Saved data entries:
* Begin *

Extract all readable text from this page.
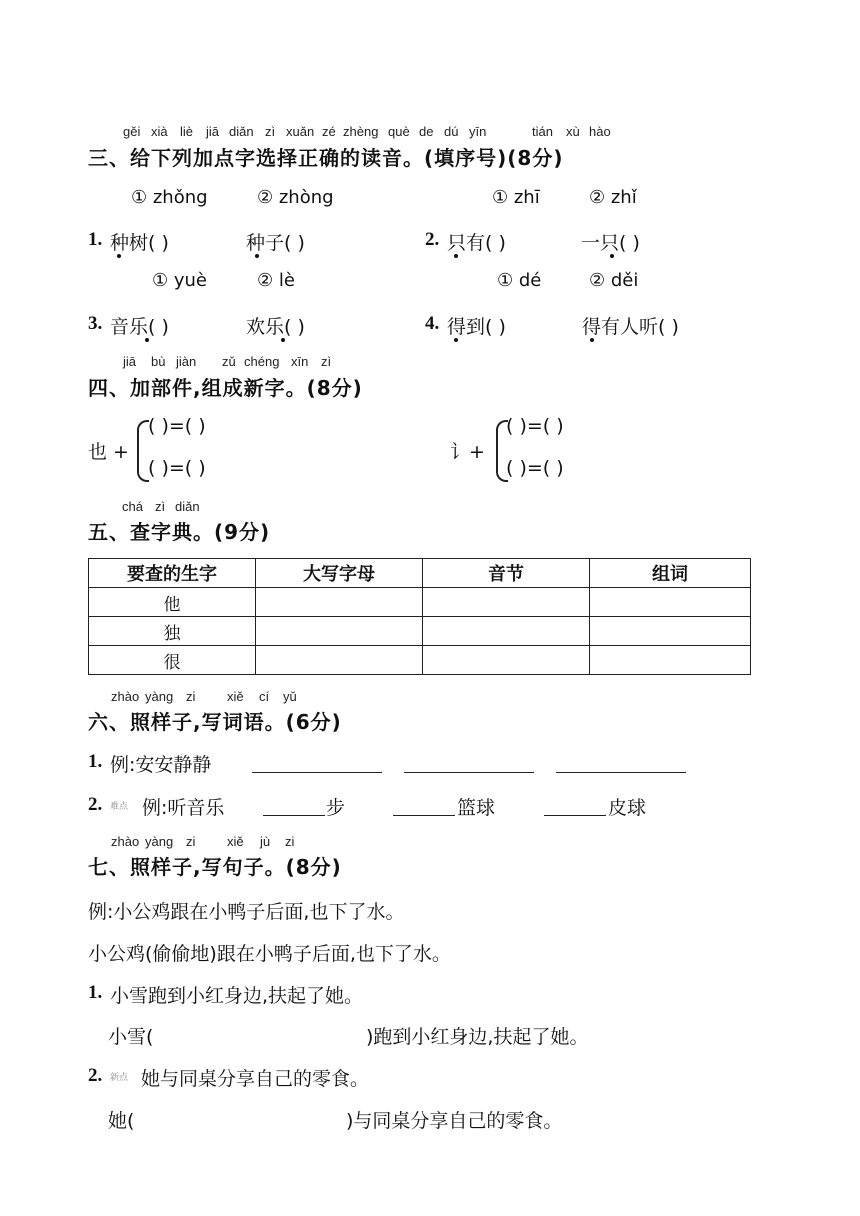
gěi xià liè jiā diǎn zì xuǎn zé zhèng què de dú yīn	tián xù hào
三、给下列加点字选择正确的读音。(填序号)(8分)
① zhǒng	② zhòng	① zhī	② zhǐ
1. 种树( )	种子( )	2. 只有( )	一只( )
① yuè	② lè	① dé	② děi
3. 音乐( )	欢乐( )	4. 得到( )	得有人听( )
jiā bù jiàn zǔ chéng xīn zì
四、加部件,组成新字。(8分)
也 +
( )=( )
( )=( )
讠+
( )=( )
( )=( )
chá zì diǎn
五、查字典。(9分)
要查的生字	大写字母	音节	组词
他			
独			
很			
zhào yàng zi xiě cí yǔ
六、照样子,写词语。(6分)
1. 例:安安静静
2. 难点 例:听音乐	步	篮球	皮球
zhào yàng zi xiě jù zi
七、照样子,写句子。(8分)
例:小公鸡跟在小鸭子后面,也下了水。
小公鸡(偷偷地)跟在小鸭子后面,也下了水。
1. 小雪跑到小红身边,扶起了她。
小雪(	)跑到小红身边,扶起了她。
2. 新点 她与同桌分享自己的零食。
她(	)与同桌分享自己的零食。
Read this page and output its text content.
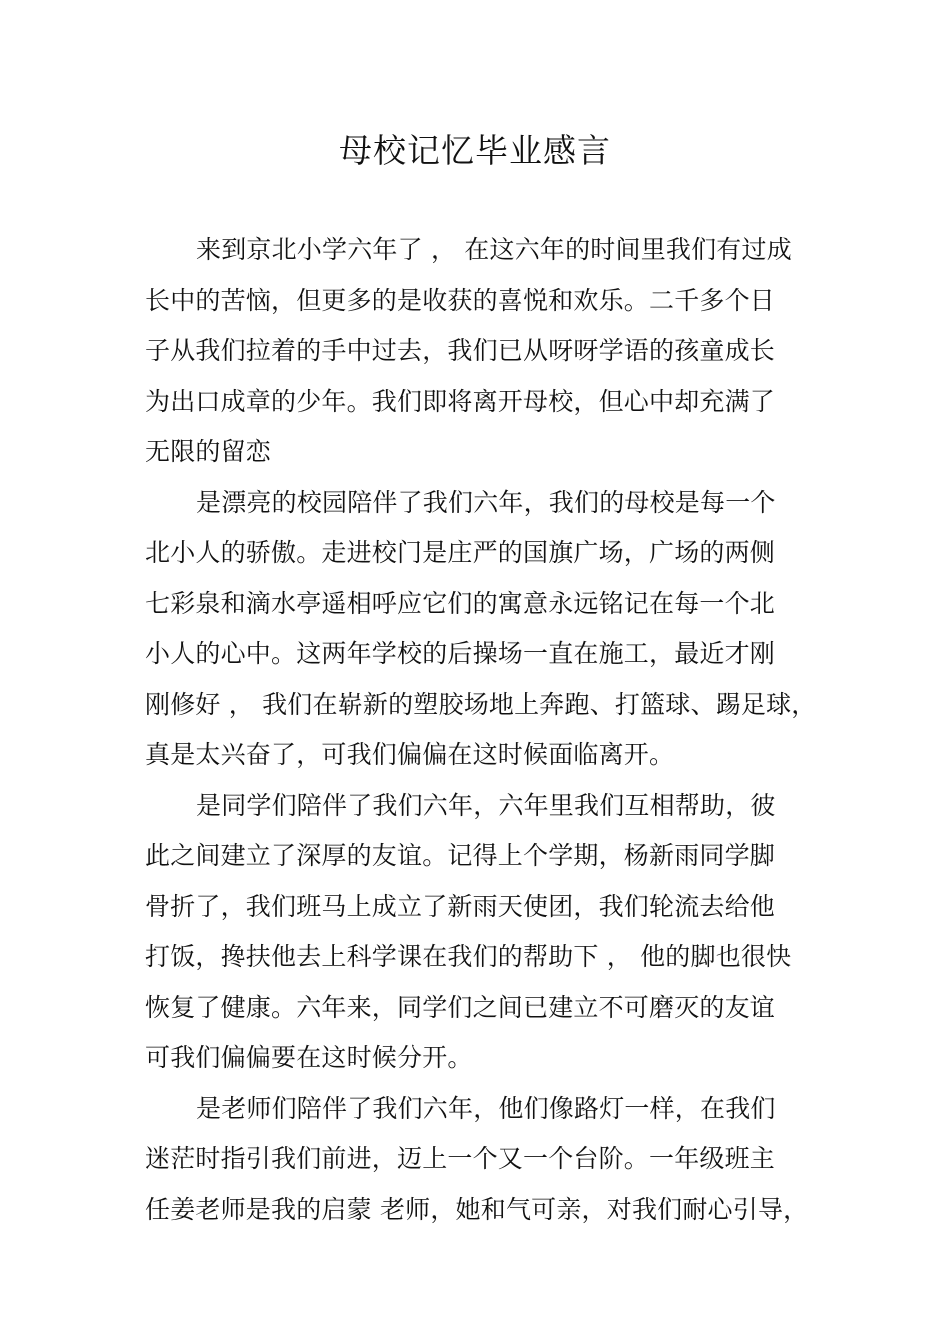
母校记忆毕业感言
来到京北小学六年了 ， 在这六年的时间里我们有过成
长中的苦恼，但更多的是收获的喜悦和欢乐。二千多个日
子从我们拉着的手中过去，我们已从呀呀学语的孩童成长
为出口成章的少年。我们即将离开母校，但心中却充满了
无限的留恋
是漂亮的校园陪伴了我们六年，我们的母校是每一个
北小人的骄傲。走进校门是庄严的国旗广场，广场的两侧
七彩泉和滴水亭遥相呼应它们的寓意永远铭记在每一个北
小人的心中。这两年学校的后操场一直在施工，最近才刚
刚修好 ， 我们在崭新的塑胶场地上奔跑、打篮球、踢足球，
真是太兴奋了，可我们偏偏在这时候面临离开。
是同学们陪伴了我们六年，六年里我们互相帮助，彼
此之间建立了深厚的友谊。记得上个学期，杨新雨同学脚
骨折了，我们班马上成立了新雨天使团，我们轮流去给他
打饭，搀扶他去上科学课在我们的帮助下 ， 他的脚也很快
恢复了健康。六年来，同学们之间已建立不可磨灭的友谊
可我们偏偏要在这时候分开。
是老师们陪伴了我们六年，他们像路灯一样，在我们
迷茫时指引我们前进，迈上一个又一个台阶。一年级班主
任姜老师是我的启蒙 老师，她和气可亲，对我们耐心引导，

* End *

From the entries above, select each line containing the string "zhào".

Correct response —
zhào yàng zi xiě cí yǔ
zhào yàng zi xiě jù zi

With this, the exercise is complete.